Task description: Each line of the material must be repeated precisely, with the pictures left out.

╔══

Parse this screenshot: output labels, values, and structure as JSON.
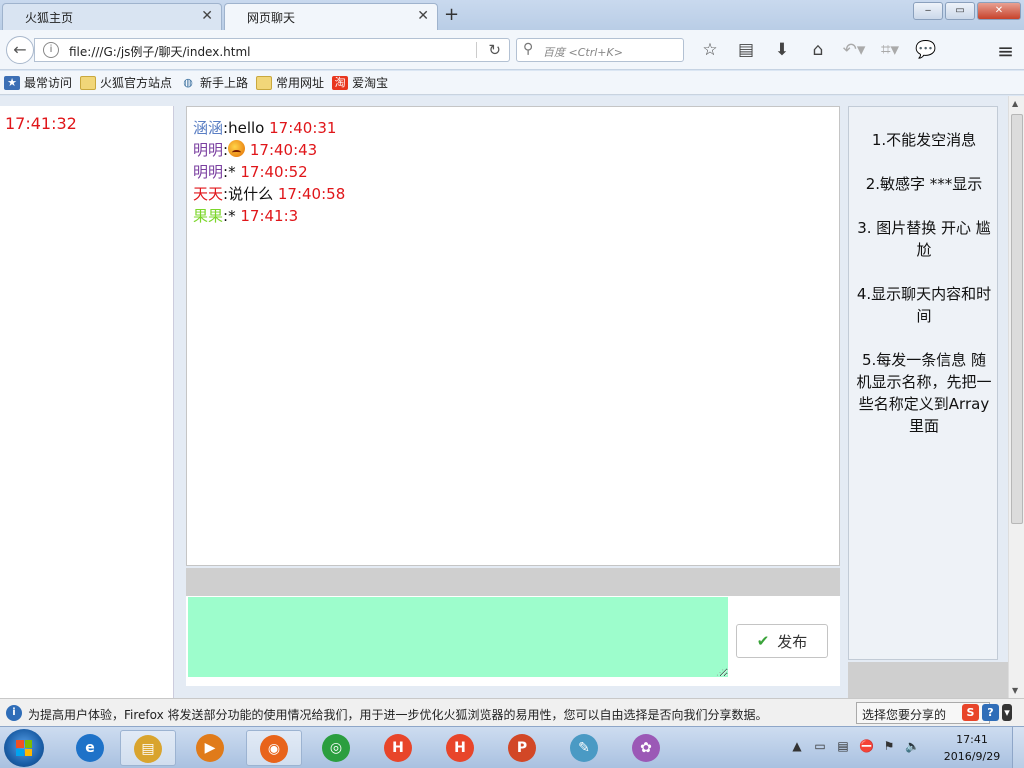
{
  "browser": {
    "tabs": [
      {
        "label": "火狐主页",
        "active": false
      },
      {
        "label": "网页聊天",
        "active": true
      }
    ],
    "url": "file:///G:/js例子/聊天/index.html",
    "search_placeholder": "百度 <Ctrl+K>",
    "window_controls": {
      "minimize": "‒",
      "maximize": "▭",
      "close": "✕"
    }
  },
  "bookmarks": [
    {
      "label": "最常访问",
      "icon": "most-visited-icon"
    },
    {
      "label": "火狐官方站点",
      "icon": "folder-icon"
    },
    {
      "label": "新手上路",
      "icon": "globe-icon"
    },
    {
      "label": "常用网址",
      "icon": "folder-icon"
    },
    {
      "label": "爱淘宝",
      "icon": "taobao-icon"
    }
  ],
  "page": {
    "clock": "17:41:32",
    "messages": [
      {
        "name": "涵涵",
        "name_color": "#5b7fc4",
        "text": "hello",
        "time": "17:40:31",
        "emoji": false
      },
      {
        "name": "明明",
        "name_color": "#7a3fa0",
        "text": "",
        "time": "17:40:43",
        "emoji": true
      },
      {
        "name": "明明",
        "name_color": "#7a3fa0",
        "text": "*",
        "time": "17:40:52",
        "emoji": false
      },
      {
        "name": "天天",
        "name_color": "#e0161a",
        "text": "说什么",
        "time": "17:40:58",
        "emoji": false
      },
      {
        "name": "果果",
        "name_color": "#7bd62a",
        "text": "*",
        "time": "17:41:3",
        "emoji": false
      }
    ],
    "input": {
      "value": "",
      "background": "#9dfdcc"
    },
    "send_label": "发布",
    "rules": [
      "1.不能发空消息",
      "2.敏感字 ***显示",
      "3. 图片替换 开心 尴尬",
      "4.显示聊天内容和时间",
      "5.每发一条信息 随机显示名称，先把一些名称定义到Array 里面"
    ]
  },
  "notification": {
    "text": "为提高用户体验，Firefox 将发送部分功能的使用情况给我们，用于进一步优化火狐浏览器的易用性，您可以自由选择是否向我们分享数据。",
    "button_label": "选择您要分享的"
  },
  "taskbar": {
    "time": "17:41",
    "date": "2016/9/29",
    "apps": [
      {
        "name": "ie",
        "glyph": "e",
        "color": "#1e72c8"
      },
      {
        "name": "explorer",
        "glyph": "▤",
        "color": "#d9a42e"
      },
      {
        "name": "media",
        "glyph": "▶",
        "color": "#e07b1a"
      },
      {
        "name": "firefox",
        "glyph": "◉",
        "color": "#e8641b"
      },
      {
        "name": "chrome",
        "glyph": "◎",
        "color": "#2b9e3f"
      },
      {
        "name": "hbuilder-1",
        "glyph": "H",
        "color": "#e8452a"
      },
      {
        "name": "hbuilder-2",
        "glyph": "H",
        "color": "#e8452a"
      },
      {
        "name": "powerpoint",
        "glyph": "P",
        "color": "#d24726"
      },
      {
        "name": "notes",
        "glyph": "✎",
        "color": "#4a9ac4"
      },
      {
        "name": "paint",
        "glyph": "✿",
        "color": "#9b59b6"
      }
    ]
  }
}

╚══

Finished exercise:
Parse this screenshot: output labels, values, and structure as JSON.
{
  "browser": {
    "tabs": [
      {
        "label": "火狐主页",
        "active": false
      },
      {
        "label": "网页聊天",
        "active": true
      }
    ],
    "url": "file:///G:/js例子/聊天/index.html",
    "search_placeholder": "百度 <Ctrl+K>",
    "window_controls": {
      "minimize": "‒",
      "maximize": "▭",
      "close": "✕"
    }
  },
  "bookmarks": [
    {
      "label": "最常访问",
      "icon": "most-visited-icon"
    },
    {
      "label": "火狐官方站点",
      "icon": "folder-icon"
    },
    {
      "label": "新手上路",
      "icon": "globe-icon"
    },
    {
      "label": "常用网址",
      "icon": "folder-icon"
    },
    {
      "label": "爱淘宝",
      "icon": "taobao-icon"
    }
  ],
  "page": {
    "clock": "17:41:32",
    "messages": [
      {
        "name": "涵涵",
        "name_color": "#5b7fc4",
        "text": "hello",
        "time": "17:40:31",
        "emoji": false
      },
      {
        "name": "明明",
        "name_color": "#7a3fa0",
        "text": "",
        "time": "17:40:43",
        "emoji": true
      },
      {
        "name": "明明",
        "name_color": "#7a3fa0",
        "text": "*",
        "time": "17:40:52",
        "emoji": false
      },
      {
        "name": "天天",
        "name_color": "#e0161a",
        "text": "说什么",
        "time": "17:40:58",
        "emoji": false
      },
      {
        "name": "果果",
        "name_color": "#7bd62a",
        "text": "*",
        "time": "17:41:3",
        "emoji": false
      }
    ],
    "input": {
      "value": "",
      "background": "#9dfdcc"
    },
    "send_label": "发布",
    "rules": [
      "1.不能发空消息",
      "2.敏感字 ***显示",
      "3. 图片替换 开心 尴尬",
      "4.显示聊天内容和时间",
      "5.每发一条信息 随机显示名称，先把一些名称定义到Array 里面"
    ]
  },
  "notification": {
    "text": "为提高用户体验，Firefox 将发送部分功能的使用情况给我们，用于进一步优化火狐浏览器的易用性，您可以自由选择是否向我们分享数据。",
    "button_label": "选择您要分享的"
  },
  "taskbar": {
    "time": "17:41",
    "date": "2016/9/29",
    "apps": [
      {
        "name": "ie",
        "glyph": "e",
        "color": "#1e72c8"
      },
      {
        "name": "explorer",
        "glyph": "▤",
        "color": "#d9a42e"
      },
      {
        "name": "media",
        "glyph": "▶",
        "color": "#e07b1a"
      },
      {
        "name": "firefox",
        "glyph": "◉",
        "color": "#e8641b"
      },
      {
        "name": "chrome",
        "glyph": "◎",
        "color": "#2b9e3f"
      },
      {
        "name": "hbuilder-1",
        "glyph": "H",
        "color": "#e8452a"
      },
      {
        "name": "hbuilder-2",
        "glyph": "H",
        "color": "#e8452a"
      },
      {
        "name": "powerpoint",
        "glyph": "P",
        "color": "#d24726"
      },
      {
        "name": "notes",
        "glyph": "✎",
        "color": "#4a9ac4"
      },
      {
        "name": "paint",
        "glyph": "✿",
        "color": "#9b59b6"
      }
    ]
  }
}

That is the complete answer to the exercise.